Requirement: Transcribe every line of the records verbatim.

Recorded data:
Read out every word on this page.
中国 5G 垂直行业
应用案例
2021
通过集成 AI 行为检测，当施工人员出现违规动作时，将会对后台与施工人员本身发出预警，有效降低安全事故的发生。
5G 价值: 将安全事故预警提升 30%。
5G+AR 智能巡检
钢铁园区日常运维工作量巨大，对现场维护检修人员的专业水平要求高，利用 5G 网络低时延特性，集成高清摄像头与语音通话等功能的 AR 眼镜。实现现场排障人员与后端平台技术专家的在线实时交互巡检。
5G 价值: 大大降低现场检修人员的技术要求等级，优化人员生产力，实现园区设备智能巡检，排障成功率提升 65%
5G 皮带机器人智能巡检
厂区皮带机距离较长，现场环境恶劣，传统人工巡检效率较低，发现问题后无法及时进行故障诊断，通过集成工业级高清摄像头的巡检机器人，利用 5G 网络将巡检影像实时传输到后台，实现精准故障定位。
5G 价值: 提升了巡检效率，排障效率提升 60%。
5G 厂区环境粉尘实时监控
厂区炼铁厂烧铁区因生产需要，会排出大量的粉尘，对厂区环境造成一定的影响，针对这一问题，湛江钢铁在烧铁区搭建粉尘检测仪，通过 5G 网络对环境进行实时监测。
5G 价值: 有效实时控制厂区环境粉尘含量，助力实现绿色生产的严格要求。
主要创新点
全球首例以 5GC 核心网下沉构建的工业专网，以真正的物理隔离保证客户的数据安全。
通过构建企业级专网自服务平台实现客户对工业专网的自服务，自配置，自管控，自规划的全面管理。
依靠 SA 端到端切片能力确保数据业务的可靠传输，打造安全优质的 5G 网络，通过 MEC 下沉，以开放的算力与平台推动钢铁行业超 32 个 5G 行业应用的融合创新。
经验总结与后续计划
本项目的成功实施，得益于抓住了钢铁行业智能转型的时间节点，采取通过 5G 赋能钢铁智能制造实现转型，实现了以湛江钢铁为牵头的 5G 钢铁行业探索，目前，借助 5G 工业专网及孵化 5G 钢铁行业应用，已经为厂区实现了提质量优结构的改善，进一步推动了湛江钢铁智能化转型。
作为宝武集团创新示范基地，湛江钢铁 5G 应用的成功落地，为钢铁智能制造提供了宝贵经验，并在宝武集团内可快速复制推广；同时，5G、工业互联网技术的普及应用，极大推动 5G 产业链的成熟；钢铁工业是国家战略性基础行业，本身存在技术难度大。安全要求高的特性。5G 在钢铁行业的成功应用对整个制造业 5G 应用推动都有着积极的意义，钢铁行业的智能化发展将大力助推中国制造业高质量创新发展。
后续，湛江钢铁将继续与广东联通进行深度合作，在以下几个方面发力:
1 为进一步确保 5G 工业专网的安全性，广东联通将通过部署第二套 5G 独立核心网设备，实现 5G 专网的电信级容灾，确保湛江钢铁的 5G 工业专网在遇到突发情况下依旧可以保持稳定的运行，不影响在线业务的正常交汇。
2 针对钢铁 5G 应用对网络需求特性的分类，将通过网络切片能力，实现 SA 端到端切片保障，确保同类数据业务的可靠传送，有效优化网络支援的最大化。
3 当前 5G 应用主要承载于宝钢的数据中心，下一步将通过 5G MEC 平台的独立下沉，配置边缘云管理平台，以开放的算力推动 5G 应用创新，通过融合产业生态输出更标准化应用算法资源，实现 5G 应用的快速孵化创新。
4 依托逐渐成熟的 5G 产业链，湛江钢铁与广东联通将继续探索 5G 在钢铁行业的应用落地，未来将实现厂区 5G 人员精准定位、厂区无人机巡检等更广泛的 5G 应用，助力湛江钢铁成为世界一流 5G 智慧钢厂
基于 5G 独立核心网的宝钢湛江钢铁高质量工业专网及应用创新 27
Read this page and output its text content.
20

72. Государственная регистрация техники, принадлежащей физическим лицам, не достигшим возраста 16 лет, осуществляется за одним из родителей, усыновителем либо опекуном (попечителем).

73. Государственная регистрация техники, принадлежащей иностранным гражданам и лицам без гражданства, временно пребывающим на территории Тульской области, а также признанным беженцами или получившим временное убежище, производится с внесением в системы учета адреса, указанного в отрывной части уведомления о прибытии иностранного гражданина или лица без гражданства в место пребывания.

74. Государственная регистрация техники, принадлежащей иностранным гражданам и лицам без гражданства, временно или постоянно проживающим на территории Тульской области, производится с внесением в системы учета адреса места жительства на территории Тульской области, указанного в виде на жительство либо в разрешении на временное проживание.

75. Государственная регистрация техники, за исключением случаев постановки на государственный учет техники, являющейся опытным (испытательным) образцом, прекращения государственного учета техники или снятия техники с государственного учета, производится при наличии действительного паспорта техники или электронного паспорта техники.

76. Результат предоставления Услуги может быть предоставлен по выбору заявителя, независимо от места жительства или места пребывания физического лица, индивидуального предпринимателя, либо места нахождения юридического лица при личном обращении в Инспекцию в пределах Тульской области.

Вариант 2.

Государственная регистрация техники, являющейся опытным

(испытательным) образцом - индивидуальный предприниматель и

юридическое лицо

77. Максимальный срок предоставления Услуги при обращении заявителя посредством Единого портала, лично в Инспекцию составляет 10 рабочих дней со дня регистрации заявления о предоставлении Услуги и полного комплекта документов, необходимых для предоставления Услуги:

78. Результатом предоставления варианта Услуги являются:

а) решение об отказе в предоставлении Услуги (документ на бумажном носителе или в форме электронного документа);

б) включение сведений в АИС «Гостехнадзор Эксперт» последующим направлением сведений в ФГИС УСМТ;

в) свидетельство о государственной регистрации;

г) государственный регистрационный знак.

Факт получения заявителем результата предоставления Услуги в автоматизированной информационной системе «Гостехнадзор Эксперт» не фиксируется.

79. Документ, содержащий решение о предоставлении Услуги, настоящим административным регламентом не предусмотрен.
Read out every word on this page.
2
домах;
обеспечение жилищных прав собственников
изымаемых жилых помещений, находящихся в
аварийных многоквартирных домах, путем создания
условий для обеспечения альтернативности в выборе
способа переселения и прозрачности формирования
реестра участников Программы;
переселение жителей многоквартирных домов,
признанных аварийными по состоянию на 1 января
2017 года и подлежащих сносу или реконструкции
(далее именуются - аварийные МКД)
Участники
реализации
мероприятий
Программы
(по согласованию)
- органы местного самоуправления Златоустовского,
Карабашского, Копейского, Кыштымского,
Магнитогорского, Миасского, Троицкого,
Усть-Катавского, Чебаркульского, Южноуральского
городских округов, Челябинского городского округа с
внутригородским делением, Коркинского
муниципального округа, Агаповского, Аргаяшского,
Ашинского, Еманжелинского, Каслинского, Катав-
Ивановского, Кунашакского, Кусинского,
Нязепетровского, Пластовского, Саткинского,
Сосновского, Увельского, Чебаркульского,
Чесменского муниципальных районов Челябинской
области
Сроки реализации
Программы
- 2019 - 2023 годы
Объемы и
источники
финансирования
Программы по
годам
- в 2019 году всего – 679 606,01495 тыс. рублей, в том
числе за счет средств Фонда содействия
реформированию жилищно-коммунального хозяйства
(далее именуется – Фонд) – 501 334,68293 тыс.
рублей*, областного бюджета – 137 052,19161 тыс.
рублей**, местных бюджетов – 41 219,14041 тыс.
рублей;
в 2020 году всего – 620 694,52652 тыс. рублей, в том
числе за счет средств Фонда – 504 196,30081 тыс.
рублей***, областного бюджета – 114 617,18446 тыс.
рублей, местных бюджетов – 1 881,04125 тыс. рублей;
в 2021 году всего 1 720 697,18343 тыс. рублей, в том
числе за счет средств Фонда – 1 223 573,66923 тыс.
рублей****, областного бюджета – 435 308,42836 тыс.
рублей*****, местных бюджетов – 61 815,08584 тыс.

Expected answer:
Read out every word on this page.
中国 5G 垂直行业
应用案例
2021
通过集成 AI 行为检测，当施工人员出现违规动作时，将会对后台与施工人员本身发出预警，有效降低安全事故的发生。
5G 价值: 将安全事故预警提升 30%。
5G+AR 智能巡检
钢铁园区日常运维工作量巨大，对现场维护检修人员的专业水平要求高，利用 5G 网络低时延特性，集成高清摄像头与语音通话等功能的 AR 眼镜。实现现场排障人员与后端平台技术专家的在线实时交互巡检。
5G 价值: 大大降低现场检修人员的技术要求等级，优化人员生产力，实现园区设备智能巡检，排障成功率提升 65%
5G 皮带机器人智能巡检
厂区皮带机距离较长，现场环境恶劣，传统人工巡检效率较低，发现问题后无法及时进行故障诊断，通过集成工业级高清摄像头的巡检机器人，利用 5G 网络将巡检影像实时传输到后台，实现精准故障定位。
5G 价值: 提升了巡检效率，排障效率提升 60%。
5G 厂区环境粉尘实时监控
厂区炼铁厂烧铁区因生产需要，会排出大量的粉尘，对厂区环境造成一定的影响，针对这一问题，湛江钢铁在烧铁区搭建粉尘检测仪，通过 5G 网络对环境进行实时监测。
5G 价值: 有效实时控制厂区环境粉尘含量，助力实现绿色生产的严格要求。
主要创新点
全球首例以 5GC 核心网下沉构建的工业专网，以真正的物理隔离保证客户的数据安全。
通过构建企业级专网自服务平台实现客户对工业专网的自服务，自配置，自管控，自规划的全面管理。
依靠 SA 端到端切片能力确保数据业务的可靠传输，打造安全优质的 5G 网络，通过 MEC 下沉，以开放的算力与平台推动钢铁行业超 32 个 5G 行业应用的融合创新。
经验总结与后续计划
本项目的成功实施，得益于抓住了钢铁行业智能转型的时间节点，采取通过 5G 赋能钢铁智能制造实现转型，实现了以湛江钢铁为牵头的 5G 钢铁行业探索，目前，借助 5G 工业专网及孵化 5G 钢铁行业应用，已经为厂区实现了提质量优结构的改善，进一步推动了湛江钢铁智能化转型。
作为宝武集团创新示范基地，湛江钢铁 5G 应用的成功落地，为钢铁智能制造提供了宝贵经验，并在宝武集团内可快速复制推广；同时，5G、工业互联网技术的普及应用，极大推动 5G 产业链的成熟；钢铁工业是国家战略性基础行业，本身存在技术难度大。安全要求高的特性。5G 在钢铁行业的成功应用对整个制造业 5G 应用推动都有着积极的意义，钢铁行业的智能化发展将大力助推中国制造业高质量创新发展。
后续，湛江钢铁将继续与广东联通进行深度合作，在以下几个方面发力:
1 为进一步确保 5G 工业专网的安全性，广东联通将通过部署第二套 5G 独立核心网设备，实现 5G 专网的电信级容灾，确保湛江钢铁的 5G 工业专网在遇到突发情况下依旧可以保持稳定的运行，不影响在线业务的正常交汇。
2 针对钢铁 5G 应用对网络需求特性的分类，将通过网络切片能力，实现 SA 端到端切片保障，确保同类数据业务的可靠传送，有效优化网络支援的最大化。
3 当前 5G 应用主要承载于宝钢的数据中心，下一步将通过 5G MEC 平台的独立下沉，配置边缘云管理平台，以开放的算力推动 5G 应用创新，通过融合产业生态输出更标准化应用算法资源，实现 5G 应用的快速孵化创新。
4 依托逐渐成熟的 5G 产业链，湛江钢铁与广东联通将继续探索 5G 在钢铁行业的应用落地，未来将实现厂区 5G 人员精准定位、厂区无人机巡检等更广泛的 5G 应用，助力湛江钢铁成为世界一流 5G 智慧钢厂
基于 5G 独立核心网的宝钢湛江钢铁高质量工业专网及应用创新 27
Read this page and output its text content.
20

72. Государственная регистрация техники, принадлежащей физическим лицам, не достигшим возраста 16 лет, осуществляется за одним из родителей, усыновителем либо опекуном (попечителем).

73. Государственная регистрация техники, принадлежащей иностранным гражданам и лицам без гражданства, временно пребывающим на территории Тульской области, а также признанным беженцами или получившим временное убежище, производится с внесением в системы учета адреса, указанного в отрывной части уведомления о прибытии иностранного гражданина или лица без гражданства в место пребывания.

74. Государственная регистрация техники, принадлежащей иностранным гражданам и лицам без гражданства, временно или постоянно проживающим на территории Тульской области, производится с внесением в системы учета адреса места жительства на территории Тульской области, указанного в виде на жительство либо в разрешении на временное проживание.

75. Государственная регистрация техники, за исключением случаев постановки на государственный учет техники, являющейся опытным (испытательным) образцом, прекращения государственного учета техники или снятия техники с государственного учета, производится при наличии действительного паспорта техники или электронного паспорта техники.

76. Результат предоставления Услуги может быть предоставлен по выбору заявителя, независимо от места жительства или места пребывания физического лица, индивидуального предпринимателя, либо места нахождения юридического лица при личном обращении в Инспекцию в пределах Тульской области.

Вариант 2.

Государственная регистрация техники, являющейся опытным

(испытательным) образцом - индивидуальный предприниматель и

юридическое лицо

77. Максимальный срок предоставления Услуги при обращении заявителя посредством Единого портала, лично в Инспекцию составляет 10 рабочих дней со дня регистрации заявления о предоставлении Услуги и полного комплекта документов, необходимых для предоставления Услуги:

78. Результатом предоставления варианта Услуги являются:

а) решение об отказе в предоставлении Услуги (документ на бумажном носителе или в форме электронного документа);

б) включение сведений в АИС «Гостехнадзор Эксперт» последующим направлением сведений в ФГИС УСМТ;

в) свидетельство о государственной регистрации;

г) государственный регистрационный знак.

Факт получения заявителем результата предоставления Услуги в автоматизированной информационной системе «Гостехнадзор Эксперт» не фиксируется.

79. Документ, содержащий решение о предоставлении Услуги, настоящим административным регламентом не предусмотрен.
Read out every word on this page.
2
домах;
обеспечение жилищных прав собственников
изымаемых жилых помещений, находящихся в
аварийных многоквартирных домах, путем создания
условий для обеспечения альтернативности в выборе
способа переселения и прозрачности формирования
реестра участников Программы;
переселение жителей многоквартирных домов,
признанных аварийными по состоянию на 1 января
2017 года и подлежащих сносу или реконструкции
(далее именуются - аварийные МКД)
Участники
реализации
мероприятий
Программы
(по согласованию)
- органы местного самоуправления Златоустовского,
Карабашского, Копейского, Кыштымского,
Магнитогорского, Миасского, Троицкого,
Усть-Катавского, Чебаркульского, Южноуральского
городских округов, Челябинского городского округа с
внутригородским делением, Коркинского
муниципального округа, Агаповского, Аргаяшского,
Ашинского, Еманжелинского, Каслинского, Катав-
Ивановского, Кунашакского, Кусинского,
Нязепетровского, Пластовского, Саткинского,
Сосновского, Увельского, Чебаркульского,
Чесменского муниципальных районов Челябинской
области
Сроки реализации
Программы
- 2019 - 2023 годы
Объемы и
источники
финансирования
Программы по
годам
- в 2019 году всего – 679 606,01495 тыс. рублей, в том
числе за счет средств Фонда содействия
реформированию жилищно-коммунального хозяйства
(далее именуется – Фонд) – 501 334,68293 тыс.
рублей*, областного бюджета – 137 052,19161 тыс.
рублей**, местных бюджетов – 41 219,14041 тыс.
рублей;
в 2020 году всего – 620 694,52652 тыс. рублей, в том
числе за счет средств Фонда – 504 196,30081 тыс.
рублей***, областного бюджета – 114 617,18446 тыс.
рублей, местных бюджетов – 1 881,04125 тыс. рублей;
в 2021 году всего 1 720 697,18343 тыс. рублей, в том
числе за счет средств Фонда – 1 223 573,66923 тыс.
рублей****, областного бюджета – 435 308,42836 тыс.
рублей*****, местных бюджетов – 61 815,08584 тыс.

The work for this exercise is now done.